━━ Material provided
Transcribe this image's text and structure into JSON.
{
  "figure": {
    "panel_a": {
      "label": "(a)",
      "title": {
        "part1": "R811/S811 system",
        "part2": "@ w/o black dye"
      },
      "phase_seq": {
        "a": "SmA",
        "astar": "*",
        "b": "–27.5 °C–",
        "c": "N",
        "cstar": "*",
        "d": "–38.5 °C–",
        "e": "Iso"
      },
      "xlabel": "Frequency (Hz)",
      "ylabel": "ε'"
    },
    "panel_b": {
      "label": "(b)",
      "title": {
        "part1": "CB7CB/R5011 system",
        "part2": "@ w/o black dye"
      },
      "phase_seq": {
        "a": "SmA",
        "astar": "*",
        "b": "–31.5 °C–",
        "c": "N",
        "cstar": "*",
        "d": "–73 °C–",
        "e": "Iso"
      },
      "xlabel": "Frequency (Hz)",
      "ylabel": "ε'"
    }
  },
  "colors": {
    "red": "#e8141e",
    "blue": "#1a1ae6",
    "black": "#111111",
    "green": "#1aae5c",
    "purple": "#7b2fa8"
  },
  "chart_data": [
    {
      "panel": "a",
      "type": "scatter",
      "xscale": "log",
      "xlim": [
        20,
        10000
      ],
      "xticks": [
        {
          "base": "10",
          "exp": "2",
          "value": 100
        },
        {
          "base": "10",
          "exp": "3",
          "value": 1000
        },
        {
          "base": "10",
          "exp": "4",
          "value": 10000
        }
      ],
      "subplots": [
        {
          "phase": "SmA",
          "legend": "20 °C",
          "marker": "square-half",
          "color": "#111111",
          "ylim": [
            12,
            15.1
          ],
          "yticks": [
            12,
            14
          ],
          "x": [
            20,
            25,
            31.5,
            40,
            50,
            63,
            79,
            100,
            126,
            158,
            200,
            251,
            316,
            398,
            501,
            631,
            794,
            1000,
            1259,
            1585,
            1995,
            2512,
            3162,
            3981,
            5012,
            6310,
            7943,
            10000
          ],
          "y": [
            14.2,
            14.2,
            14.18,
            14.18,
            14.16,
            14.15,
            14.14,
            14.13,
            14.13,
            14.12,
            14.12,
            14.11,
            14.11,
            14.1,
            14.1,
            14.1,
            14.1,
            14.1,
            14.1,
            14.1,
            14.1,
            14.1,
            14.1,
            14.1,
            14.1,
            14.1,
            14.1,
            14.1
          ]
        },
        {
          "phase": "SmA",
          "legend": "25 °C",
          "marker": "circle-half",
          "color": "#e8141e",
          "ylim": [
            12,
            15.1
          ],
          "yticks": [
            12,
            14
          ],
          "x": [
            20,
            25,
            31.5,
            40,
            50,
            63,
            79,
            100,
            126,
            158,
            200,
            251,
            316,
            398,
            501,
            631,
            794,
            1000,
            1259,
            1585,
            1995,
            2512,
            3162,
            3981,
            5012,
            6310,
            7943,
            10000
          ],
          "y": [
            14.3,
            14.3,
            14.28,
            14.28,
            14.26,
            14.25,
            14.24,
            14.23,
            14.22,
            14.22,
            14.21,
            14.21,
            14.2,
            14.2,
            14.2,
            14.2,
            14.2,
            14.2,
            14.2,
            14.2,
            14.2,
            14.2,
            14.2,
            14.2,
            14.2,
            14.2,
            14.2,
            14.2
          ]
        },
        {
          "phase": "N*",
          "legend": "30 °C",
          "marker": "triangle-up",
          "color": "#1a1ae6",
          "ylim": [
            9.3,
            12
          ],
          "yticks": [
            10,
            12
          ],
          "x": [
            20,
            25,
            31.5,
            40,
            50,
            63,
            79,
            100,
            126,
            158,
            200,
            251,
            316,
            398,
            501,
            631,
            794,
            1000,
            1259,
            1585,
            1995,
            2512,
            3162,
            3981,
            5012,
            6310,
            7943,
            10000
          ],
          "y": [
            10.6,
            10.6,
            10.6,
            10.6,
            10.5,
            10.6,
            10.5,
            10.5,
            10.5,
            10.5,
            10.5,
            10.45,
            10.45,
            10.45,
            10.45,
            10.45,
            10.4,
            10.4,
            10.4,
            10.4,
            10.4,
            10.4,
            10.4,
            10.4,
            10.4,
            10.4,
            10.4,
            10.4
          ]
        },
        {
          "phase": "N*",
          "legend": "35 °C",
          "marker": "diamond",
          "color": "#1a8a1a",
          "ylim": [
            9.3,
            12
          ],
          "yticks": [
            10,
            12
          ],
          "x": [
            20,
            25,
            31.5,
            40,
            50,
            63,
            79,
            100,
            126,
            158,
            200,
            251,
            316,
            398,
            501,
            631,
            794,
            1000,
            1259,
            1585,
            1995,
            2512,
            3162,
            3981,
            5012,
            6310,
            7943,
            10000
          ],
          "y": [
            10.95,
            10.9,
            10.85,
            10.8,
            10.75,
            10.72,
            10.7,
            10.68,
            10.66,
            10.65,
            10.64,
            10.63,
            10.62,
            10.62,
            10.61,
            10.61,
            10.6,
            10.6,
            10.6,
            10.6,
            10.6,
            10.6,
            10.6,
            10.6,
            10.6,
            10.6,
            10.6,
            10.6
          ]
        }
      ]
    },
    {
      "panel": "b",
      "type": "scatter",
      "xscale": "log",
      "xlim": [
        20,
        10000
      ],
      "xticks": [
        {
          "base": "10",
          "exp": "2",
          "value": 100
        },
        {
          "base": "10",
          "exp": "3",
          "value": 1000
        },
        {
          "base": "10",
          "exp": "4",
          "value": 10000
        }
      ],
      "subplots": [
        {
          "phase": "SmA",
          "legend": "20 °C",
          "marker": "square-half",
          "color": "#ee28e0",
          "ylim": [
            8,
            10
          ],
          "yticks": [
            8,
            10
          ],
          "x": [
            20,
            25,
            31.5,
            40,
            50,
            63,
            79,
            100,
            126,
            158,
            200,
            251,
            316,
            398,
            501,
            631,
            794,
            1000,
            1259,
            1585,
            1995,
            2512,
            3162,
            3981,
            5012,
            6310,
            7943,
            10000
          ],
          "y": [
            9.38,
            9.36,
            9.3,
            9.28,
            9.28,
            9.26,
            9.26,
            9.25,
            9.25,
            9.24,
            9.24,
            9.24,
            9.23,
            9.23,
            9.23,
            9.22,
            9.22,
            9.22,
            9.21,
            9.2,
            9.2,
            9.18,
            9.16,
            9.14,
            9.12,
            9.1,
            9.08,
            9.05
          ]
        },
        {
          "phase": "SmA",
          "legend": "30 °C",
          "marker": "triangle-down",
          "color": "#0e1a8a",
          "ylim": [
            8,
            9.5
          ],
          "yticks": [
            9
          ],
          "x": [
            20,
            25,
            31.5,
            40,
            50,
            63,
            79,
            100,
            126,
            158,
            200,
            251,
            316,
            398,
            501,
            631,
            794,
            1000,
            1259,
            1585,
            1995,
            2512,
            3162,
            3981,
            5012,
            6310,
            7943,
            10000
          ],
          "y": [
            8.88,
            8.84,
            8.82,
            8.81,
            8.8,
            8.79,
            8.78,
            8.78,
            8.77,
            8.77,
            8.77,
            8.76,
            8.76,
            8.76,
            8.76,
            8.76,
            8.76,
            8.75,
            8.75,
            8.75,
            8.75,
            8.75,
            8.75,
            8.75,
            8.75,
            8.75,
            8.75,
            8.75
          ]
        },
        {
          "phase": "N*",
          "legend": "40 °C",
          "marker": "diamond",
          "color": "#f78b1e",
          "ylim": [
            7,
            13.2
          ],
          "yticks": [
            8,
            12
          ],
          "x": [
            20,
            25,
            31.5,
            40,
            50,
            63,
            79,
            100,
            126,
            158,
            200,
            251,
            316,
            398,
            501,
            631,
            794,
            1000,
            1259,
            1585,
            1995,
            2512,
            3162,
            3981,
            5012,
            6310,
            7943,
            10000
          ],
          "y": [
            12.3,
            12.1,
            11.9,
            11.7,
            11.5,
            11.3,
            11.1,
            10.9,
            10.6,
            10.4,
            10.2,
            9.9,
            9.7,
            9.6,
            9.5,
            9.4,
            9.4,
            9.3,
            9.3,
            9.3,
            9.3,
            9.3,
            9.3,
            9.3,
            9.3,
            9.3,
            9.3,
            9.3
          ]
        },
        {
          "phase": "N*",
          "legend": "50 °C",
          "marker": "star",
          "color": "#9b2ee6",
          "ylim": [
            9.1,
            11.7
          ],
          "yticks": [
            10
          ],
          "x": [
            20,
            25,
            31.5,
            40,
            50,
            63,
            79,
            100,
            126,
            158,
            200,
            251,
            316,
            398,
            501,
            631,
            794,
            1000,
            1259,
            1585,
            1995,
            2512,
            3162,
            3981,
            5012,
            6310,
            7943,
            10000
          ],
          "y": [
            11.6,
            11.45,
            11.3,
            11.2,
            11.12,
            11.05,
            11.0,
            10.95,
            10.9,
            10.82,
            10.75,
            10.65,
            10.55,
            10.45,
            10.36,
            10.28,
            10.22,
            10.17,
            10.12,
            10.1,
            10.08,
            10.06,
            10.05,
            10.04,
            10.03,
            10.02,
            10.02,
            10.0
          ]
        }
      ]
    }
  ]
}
━━━━
Written instruction: Pick out each line in the material containing "system".

Result:
        "part1": "R811/S811 system",
        "part1": "CB7CB/R5011 system",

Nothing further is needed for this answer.